Print every entry, word for word, and skip the images.

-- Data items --

━━━

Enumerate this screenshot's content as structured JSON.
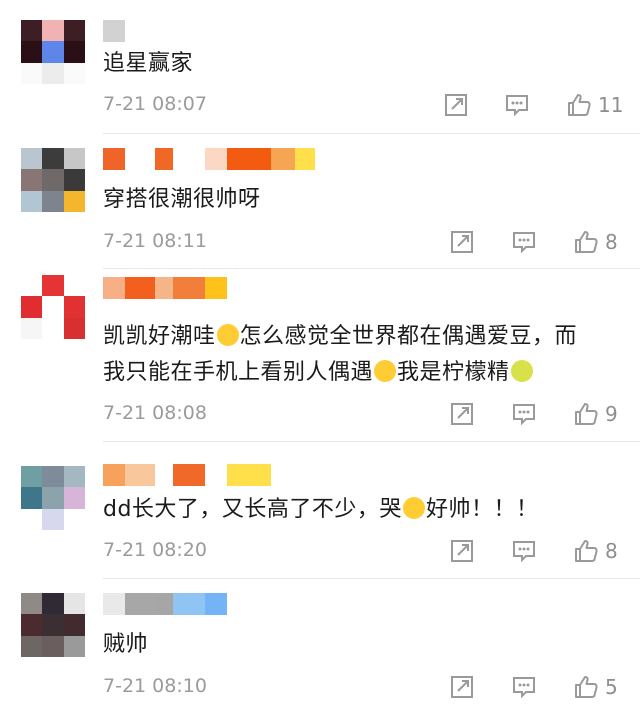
{
  "comments": [
    {
      "text": "追星赢家",
      "time": "7-21 08:07",
      "likes": "11",
      "avatar": [
        "#3d1e24",
        "#f0b2b2",
        "#3d1e24",
        "#2a0f17",
        "#5e86e8",
        "#2a0f17",
        "#fafafa",
        "#ececec",
        "#fafafa"
      ],
      "name_blocks": [
        "#d2d2d2"
      ]
    },
    {
      "text": "穿搭很潮很帅呀",
      "time": "7-21 08:11",
      "likes": "8",
      "avatar": [
        "#b9c6d0",
        "#3c3c3c",
        "#c7c7c7",
        "#8a7575",
        "#6f6969",
        "#3a3a3a",
        "#b2c5d3",
        "#7d848e",
        "#f3b62c"
      ],
      "name_blocks": [
        "#f0642a",
        "#ffffff",
        "#f06826",
        "#ffffff",
        "#fbd7c4",
        "#f25b10",
        "#f6a552",
        "#ffe04b"
      ]
    },
    {
      "text_line1_a": "凯凯好潮哇",
      "text_line1_b": "怎么感觉全世界都在偶遇爱豆，而",
      "text_line2_a": "我只能在手机上看别人偶遇",
      "text_line2_b": "我是柠檬精",
      "time": "7-21 08:08",
      "likes": "9",
      "avatar": [
        "#ffffff",
        "#e53435",
        "#ffffff",
        "#e02d2f",
        "#ffffff",
        "#e13133",
        "#f6f6f6",
        "#ffffff",
        "#d83030"
      ],
      "name_blocks": [
        "#f6af86",
        "#f35f1c",
        "#f6b588",
        "#f27e3c",
        "#ffc21a"
      ]
    },
    {
      "text": "dd长大了，又长高了不少，哭",
      "text_b": "好帅！！！",
      "time": "7-21 08:20",
      "likes": "8",
      "avatar": [
        "#6f9ea3",
        "#7e8c9a",
        "#a3b8c0",
        "#3d7789",
        "#8ca3ab",
        "#d6b5d8",
        "#ffffff",
        "#d6d9ee",
        "#ffffff"
      ],
      "name_blocks": [
        "#f6a25c",
        "#f9c79c",
        "#ffffff",
        "#f06928",
        "#ffffff",
        "#ffe04b"
      ]
    },
    {
      "text": "贼帅",
      "time": "7-21 08:10",
      "likes": "5",
      "avatar": [
        "#8f8a86",
        "#2f2a33",
        "#e5e5e5",
        "#4b2b2f",
        "#3c2f33",
        "#422b2f",
        "#6e6565",
        "#6b5e5e",
        "#9a9a9a"
      ],
      "name_blocks": [
        "#e9e9e9",
        "#a7a7a7",
        "#a6a6a6",
        "#8fc4f3",
        "#74b3f6"
      ]
    }
  ],
  "icons": {
    "share": "share-icon",
    "comment": "comment-icon",
    "like": "thumbs-up-icon"
  }
}
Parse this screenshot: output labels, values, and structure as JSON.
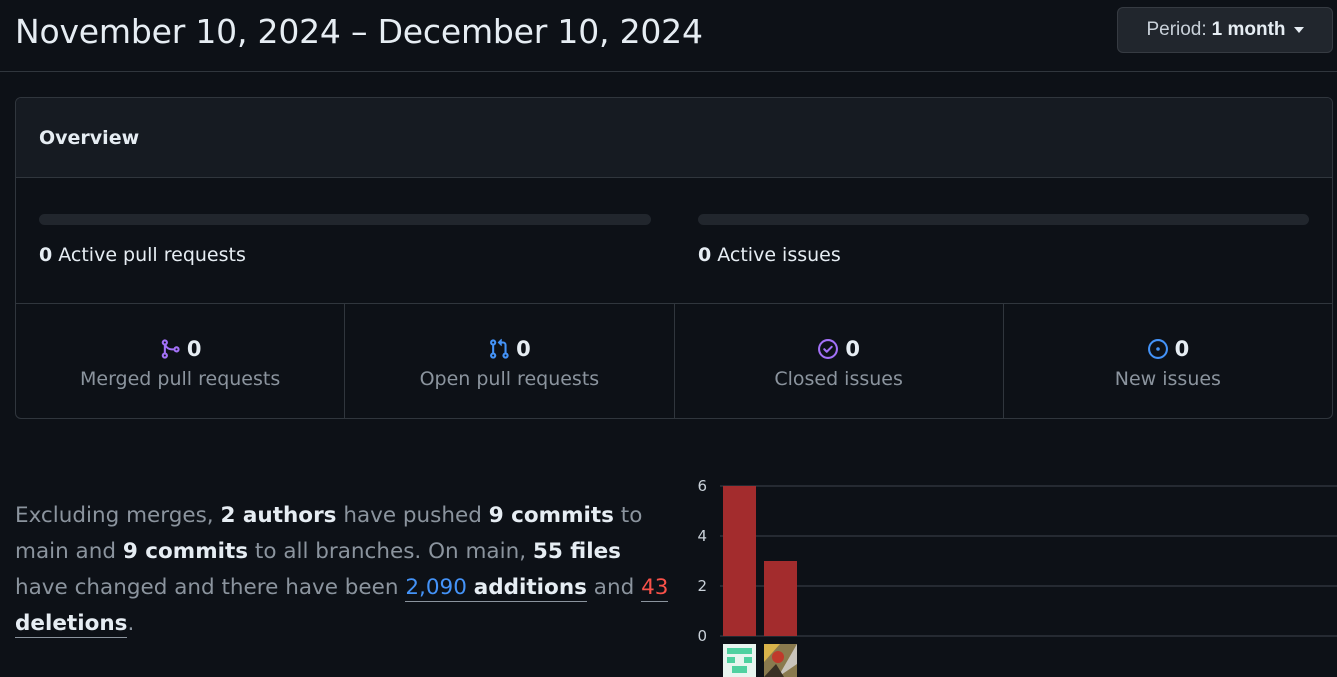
{
  "header": {
    "date_range": "November 10, 2024 – December 10, 2024",
    "period_label": "Period:",
    "period_value": "1 month"
  },
  "overview": {
    "title": "Overview",
    "active_prs": {
      "count": "0",
      "label": "Active pull requests",
      "fill_fraction": 0
    },
    "active_issues": {
      "count": "0",
      "label": "Active issues",
      "fill_fraction": 0
    },
    "stats": [
      {
        "icon": "git-merge-icon",
        "count": "0",
        "label": "Merged pull requests",
        "color": "#a371f7"
      },
      {
        "icon": "git-pull-request-icon",
        "count": "0",
        "label": "Open pull requests",
        "color": "#4493f8"
      },
      {
        "icon": "issue-closed-icon",
        "count": "0",
        "label": "Closed issues",
        "color": "#a371f7"
      },
      {
        "icon": "issue-opened-icon",
        "count": "0",
        "label": "New issues",
        "color": "#4493f8"
      }
    ]
  },
  "summary": {
    "p1": "Excluding merges, ",
    "authors": "2 authors",
    "p2": " have pushed ",
    "commits_main": "9 commits",
    "p3": " to main and ",
    "commits_all": "9 commits",
    "p4": " to all branches. On main, ",
    "files": "55 files",
    "p5": " have changed and there have been ",
    "additions_num": "2,090",
    "additions_word": "additions",
    "p6": " and ",
    "deletions_num": "43",
    "deletions_word": "deletions",
    "p7": "."
  },
  "chart_data": {
    "type": "bar",
    "categories": [
      "author-1",
      "author-2"
    ],
    "values": [
      6,
      3
    ],
    "ylim": [
      0,
      6
    ],
    "yticks": [
      "0",
      "2",
      "4",
      "6"
    ],
    "bar_color": "#a32c2d",
    "grid": true
  }
}
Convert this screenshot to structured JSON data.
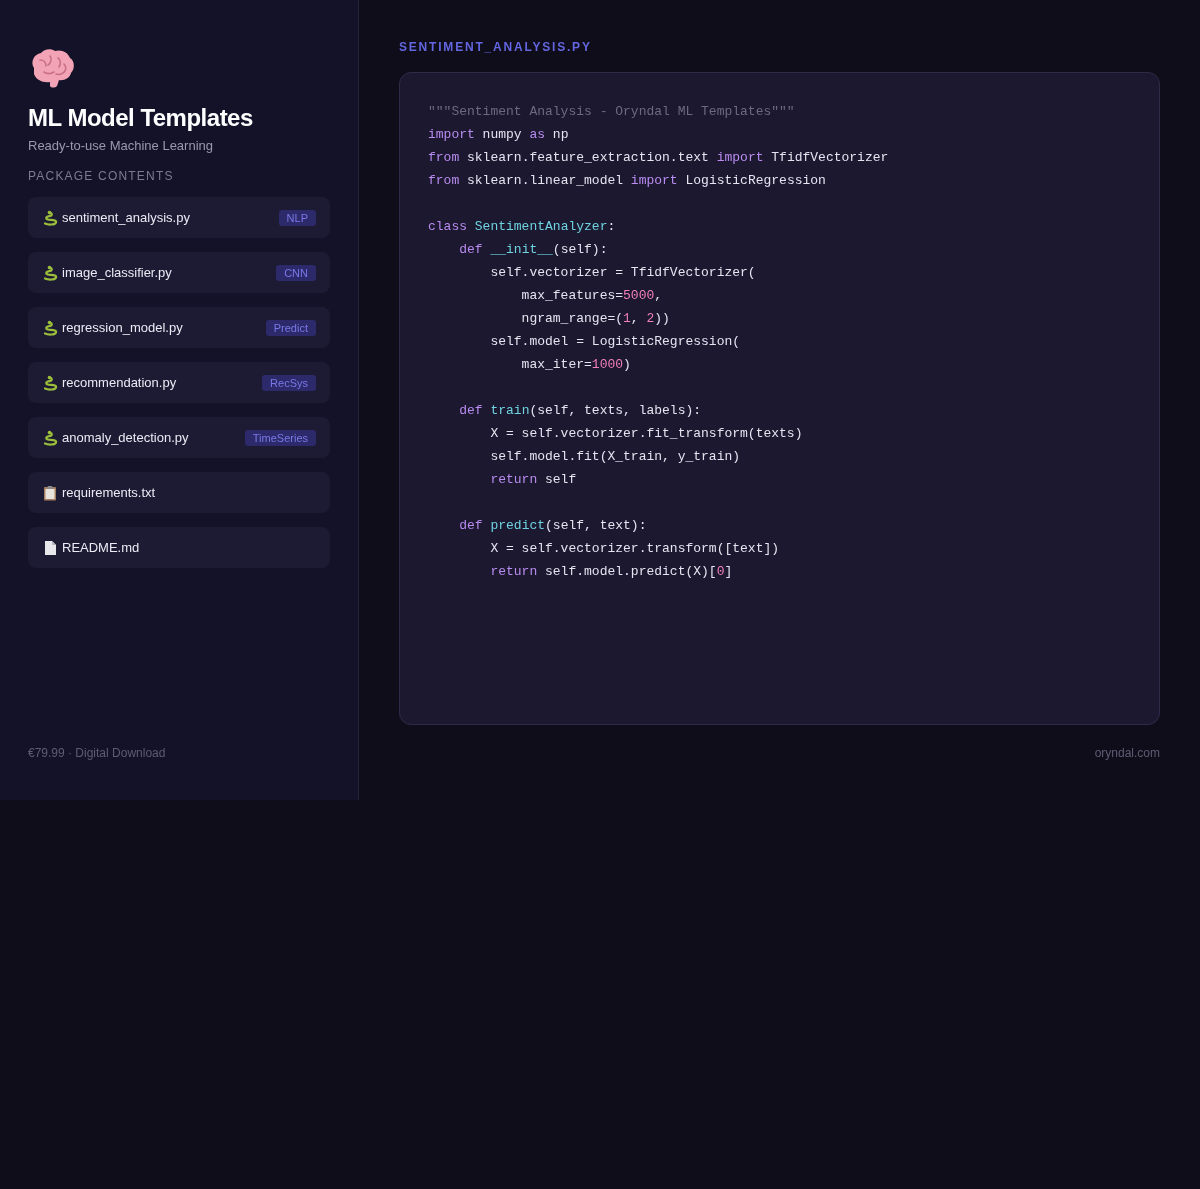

━━━

-- Expected output --
Enumerate this screenshot's content as structured JSON.
{
  "comments": [
    {
      "text": "追星赢家",
      "time": "7-21 08:07",
      "likes": "11",
      "avatar": [
        "#3d1e24",
        "#f0b2b2",
        "#3d1e24",
        "#2a0f17",
        "#5e86e8",
        "#2a0f17",
        "#fafafa",
        "#ececec",
        "#fafafa"
      ],
      "name_blocks": [
        "#d2d2d2"
      ]
    },
    {
      "text": "穿搭很潮很帅呀",
      "time": "7-21 08:11",
      "likes": "8",
      "avatar": [
        "#b9c6d0",
        "#3c3c3c",
        "#c7c7c7",
        "#8a7575",
        "#6f6969",
        "#3a3a3a",
        "#b2c5d3",
        "#7d848e",
        "#f3b62c"
      ],
      "name_blocks": [
        "#f0642a",
        "#ffffff",
        "#f06826",
        "#ffffff",
        "#fbd7c4",
        "#f25b10",
        "#f6a552",
        "#ffe04b"
      ]
    },
    {
      "text_line1_a": "凯凯好潮哇",
      "text_line1_b": "怎么感觉全世界都在偶遇爱豆，而",
      "text_line2_a": "我只能在手机上看别人偶遇",
      "text_line2_b": "我是柠檬精",
      "time": "7-21 08:08",
      "likes": "9",
      "avatar": [
        "#ffffff",
        "#e53435",
        "#ffffff",
        "#e02d2f",
        "#ffffff",
        "#e13133",
        "#f6f6f6",
        "#ffffff",
        "#d83030"
      ],
      "name_blocks": [
        "#f6af86",
        "#f35f1c",
        "#f6b588",
        "#f27e3c",
        "#ffc21a"
      ]
    },
    {
      "text": "dd长大了，又长高了不少，哭",
      "text_b": "好帅！！！",
      "time": "7-21 08:20",
      "likes": "8",
      "avatar": [
        "#6f9ea3",
        "#7e8c9a",
        "#a3b8c0",
        "#3d7789",
        "#8ca3ab",
        "#d6b5d8",
        "#ffffff",
        "#d6d9ee",
        "#ffffff"
      ],
      "name_blocks": [
        "#f6a25c",
        "#f9c79c",
        "#ffffff",
        "#f06928",
        "#ffffff",
        "#ffe04b"
      ]
    },
    {
      "text": "贼帅",
      "time": "7-21 08:10",
      "likes": "5",
      "avatar": [
        "#8f8a86",
        "#2f2a33",
        "#e5e5e5",
        "#4b2b2f",
        "#3c2f33",
        "#422b2f",
        "#6e6565",
        "#6b5e5e",
        "#9a9a9a"
      ],
      "name_blocks": [
        "#e9e9e9",
        "#a7a7a7",
        "#a6a6a6",
        "#8fc4f3",
        "#74b3f6"
      ]
    }
  ],
  "icons": {
    "share": "share-icon",
    "comment": "comment-icon",
    "like": "thumbs-up-icon"
  }
}
Parse this screenshot: output labels, values, and structure as JSON.
{
  "header": {
    "date_range": "November 10, 2024 – December 10, 2024",
    "period_label": "Period:",
    "period_value": "1 month"
  },
  "overview": {
    "title": "Overview",
    "active_prs": {
      "count": "0",
      "label": "Active pull requests",
      "fill_fraction": 0
    },
    "active_issues": {
      "count": "0",
      "label": "Active issues",
      "fill_fraction": 0
    },
    "stats": [
      {
        "icon": "git-merge-icon",
        "count": "0",
        "label": "Merged pull requests",
        "color": "#a371f7"
      },
      {
        "icon": "git-pull-request-icon",
        "count": "0",
        "label": "Open pull requests",
        "color": "#4493f8"
      },
      {
        "icon": "issue-closed-icon",
        "count": "0",
        "label": "Closed issues",
        "color": "#a371f7"
      },
      {
        "icon": "issue-opened-icon",
        "count": "0",
        "label": "New issues",
        "color": "#4493f8"
      }
    ]
  },
  "summary": {
    "p1": "Excluding merges, ",
    "authors": "2 authors",
    "p2": " have pushed ",
    "commits_main": "9 commits",
    "p3": " to main and ",
    "commits_all": "9 commits",
    "p4": " to all branches. On main, ",
    "files": "55 files",
    "p5": " have changed and there have been ",
    "additions_num": "2,090",
    "additions_word": "additions",
    "p6": " and ",
    "deletions_num": "43",
    "deletions_word": "deletions",
    "p7": "."
  },
  "chart_data": {
    "type": "bar",
    "categories": [
      "author-1",
      "author-2"
    ],
    "values": [
      6,
      3
    ],
    "ylim": [
      0,
      6
    ],
    "yticks": [
      "0",
      "2",
      "4",
      "6"
    ],
    "bar_color": "#a32c2d",
    "grid": true
  }
}
Convert this screenshot to structured JSON data.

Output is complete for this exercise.